Records from a data source:

........

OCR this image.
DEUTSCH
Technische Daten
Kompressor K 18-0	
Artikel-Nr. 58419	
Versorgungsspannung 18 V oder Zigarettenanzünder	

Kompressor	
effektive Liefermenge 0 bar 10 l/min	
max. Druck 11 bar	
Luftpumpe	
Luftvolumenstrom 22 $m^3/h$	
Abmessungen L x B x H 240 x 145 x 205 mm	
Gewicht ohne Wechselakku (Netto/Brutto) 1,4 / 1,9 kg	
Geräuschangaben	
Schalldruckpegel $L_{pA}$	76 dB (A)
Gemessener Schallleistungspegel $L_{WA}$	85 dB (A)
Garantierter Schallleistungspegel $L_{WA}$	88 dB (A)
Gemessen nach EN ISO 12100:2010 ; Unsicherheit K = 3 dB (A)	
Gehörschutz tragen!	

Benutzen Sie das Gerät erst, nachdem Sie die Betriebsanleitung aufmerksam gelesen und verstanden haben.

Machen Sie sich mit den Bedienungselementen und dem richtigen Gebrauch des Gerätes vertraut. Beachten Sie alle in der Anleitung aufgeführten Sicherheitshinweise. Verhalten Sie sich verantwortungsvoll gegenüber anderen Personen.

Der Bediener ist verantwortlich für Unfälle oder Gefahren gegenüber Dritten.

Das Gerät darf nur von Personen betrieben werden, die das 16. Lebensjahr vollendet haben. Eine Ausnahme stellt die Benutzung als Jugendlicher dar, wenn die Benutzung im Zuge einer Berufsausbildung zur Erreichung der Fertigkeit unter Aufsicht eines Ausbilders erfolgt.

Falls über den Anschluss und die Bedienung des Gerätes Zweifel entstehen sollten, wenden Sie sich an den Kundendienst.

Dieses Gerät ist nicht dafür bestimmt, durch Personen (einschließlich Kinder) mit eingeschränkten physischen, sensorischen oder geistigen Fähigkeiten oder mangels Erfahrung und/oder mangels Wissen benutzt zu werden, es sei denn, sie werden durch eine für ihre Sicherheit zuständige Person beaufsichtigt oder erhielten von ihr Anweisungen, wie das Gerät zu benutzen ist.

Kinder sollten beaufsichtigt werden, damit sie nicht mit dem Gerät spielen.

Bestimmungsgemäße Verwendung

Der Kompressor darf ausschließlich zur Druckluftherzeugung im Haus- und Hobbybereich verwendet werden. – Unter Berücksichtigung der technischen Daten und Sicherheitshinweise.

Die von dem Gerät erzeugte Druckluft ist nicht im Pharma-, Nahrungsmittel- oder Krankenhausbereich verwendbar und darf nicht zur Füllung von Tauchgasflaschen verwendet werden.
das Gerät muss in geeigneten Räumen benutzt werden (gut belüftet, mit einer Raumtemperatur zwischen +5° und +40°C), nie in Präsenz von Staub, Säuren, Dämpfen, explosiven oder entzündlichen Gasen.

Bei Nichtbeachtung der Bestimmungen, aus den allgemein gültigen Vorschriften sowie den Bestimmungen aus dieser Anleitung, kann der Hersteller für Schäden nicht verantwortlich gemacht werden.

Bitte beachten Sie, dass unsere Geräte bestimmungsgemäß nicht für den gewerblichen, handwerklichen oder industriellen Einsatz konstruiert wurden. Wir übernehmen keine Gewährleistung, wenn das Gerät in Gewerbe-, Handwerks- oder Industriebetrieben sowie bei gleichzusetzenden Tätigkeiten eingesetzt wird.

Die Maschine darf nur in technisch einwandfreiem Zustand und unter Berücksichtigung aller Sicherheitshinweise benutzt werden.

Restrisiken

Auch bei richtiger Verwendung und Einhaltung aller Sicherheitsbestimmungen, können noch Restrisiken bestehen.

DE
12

........

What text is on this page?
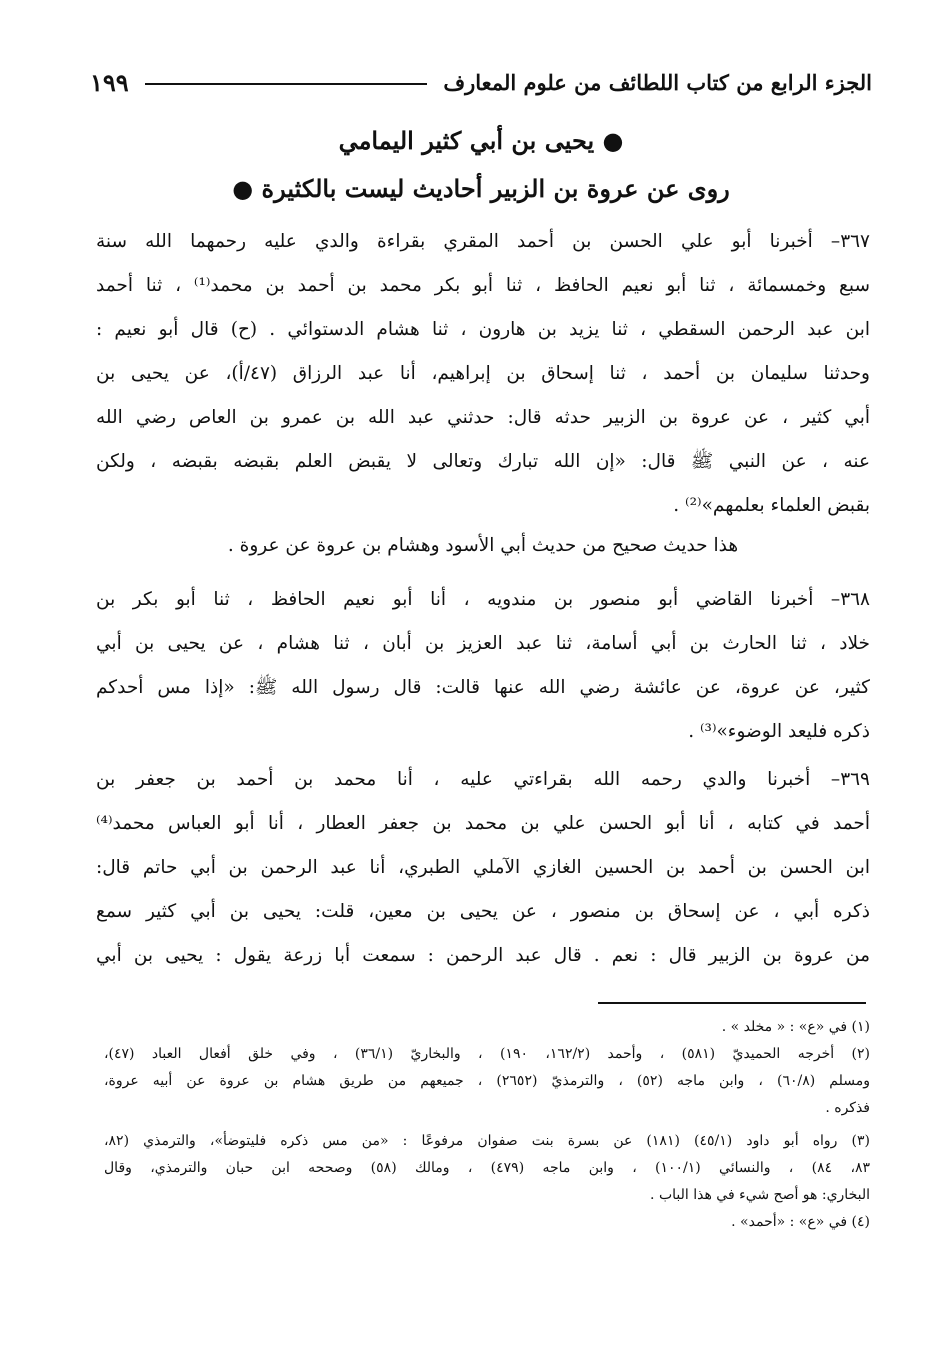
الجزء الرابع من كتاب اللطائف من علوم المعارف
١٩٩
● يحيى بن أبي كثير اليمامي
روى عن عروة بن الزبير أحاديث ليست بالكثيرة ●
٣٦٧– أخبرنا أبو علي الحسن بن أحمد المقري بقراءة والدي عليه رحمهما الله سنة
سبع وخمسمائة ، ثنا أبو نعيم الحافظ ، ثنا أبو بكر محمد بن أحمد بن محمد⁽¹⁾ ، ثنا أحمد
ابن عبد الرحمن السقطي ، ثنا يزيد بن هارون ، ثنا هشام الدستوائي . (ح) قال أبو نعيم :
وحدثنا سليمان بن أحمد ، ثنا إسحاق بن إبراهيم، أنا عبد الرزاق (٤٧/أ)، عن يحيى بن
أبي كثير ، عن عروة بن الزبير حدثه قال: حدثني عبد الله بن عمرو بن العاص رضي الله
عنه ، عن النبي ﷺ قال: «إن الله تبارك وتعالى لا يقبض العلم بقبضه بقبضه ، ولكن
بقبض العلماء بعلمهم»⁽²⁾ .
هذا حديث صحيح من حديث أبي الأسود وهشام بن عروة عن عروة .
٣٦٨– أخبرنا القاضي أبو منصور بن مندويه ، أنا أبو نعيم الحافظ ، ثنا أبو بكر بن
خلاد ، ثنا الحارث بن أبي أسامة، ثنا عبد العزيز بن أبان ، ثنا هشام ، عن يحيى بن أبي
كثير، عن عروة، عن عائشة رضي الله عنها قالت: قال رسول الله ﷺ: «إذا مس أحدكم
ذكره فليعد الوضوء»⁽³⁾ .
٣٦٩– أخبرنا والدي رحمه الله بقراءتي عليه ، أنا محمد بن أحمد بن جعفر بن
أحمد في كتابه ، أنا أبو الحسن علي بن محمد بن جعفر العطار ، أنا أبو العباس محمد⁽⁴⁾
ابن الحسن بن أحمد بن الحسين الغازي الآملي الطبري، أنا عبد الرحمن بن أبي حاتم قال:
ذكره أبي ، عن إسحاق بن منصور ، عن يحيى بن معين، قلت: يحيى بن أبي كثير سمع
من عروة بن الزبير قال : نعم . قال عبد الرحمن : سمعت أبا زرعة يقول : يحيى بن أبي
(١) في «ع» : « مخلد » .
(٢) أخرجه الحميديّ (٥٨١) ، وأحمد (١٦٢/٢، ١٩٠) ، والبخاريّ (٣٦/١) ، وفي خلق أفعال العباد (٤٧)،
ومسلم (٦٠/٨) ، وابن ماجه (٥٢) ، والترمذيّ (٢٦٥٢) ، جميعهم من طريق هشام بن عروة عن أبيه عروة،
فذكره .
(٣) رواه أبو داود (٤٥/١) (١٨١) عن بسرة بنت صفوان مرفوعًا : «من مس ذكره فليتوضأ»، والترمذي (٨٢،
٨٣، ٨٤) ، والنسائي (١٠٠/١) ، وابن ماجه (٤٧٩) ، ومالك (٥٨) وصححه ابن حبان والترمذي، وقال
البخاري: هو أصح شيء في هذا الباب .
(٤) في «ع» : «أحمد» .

........

THE REQUEST: Work out how many lines in the entries hold the string "Sicherheitshinweise". Your answer should consist solely of that number.

ANSWER FOR THIS EXERCISE: 3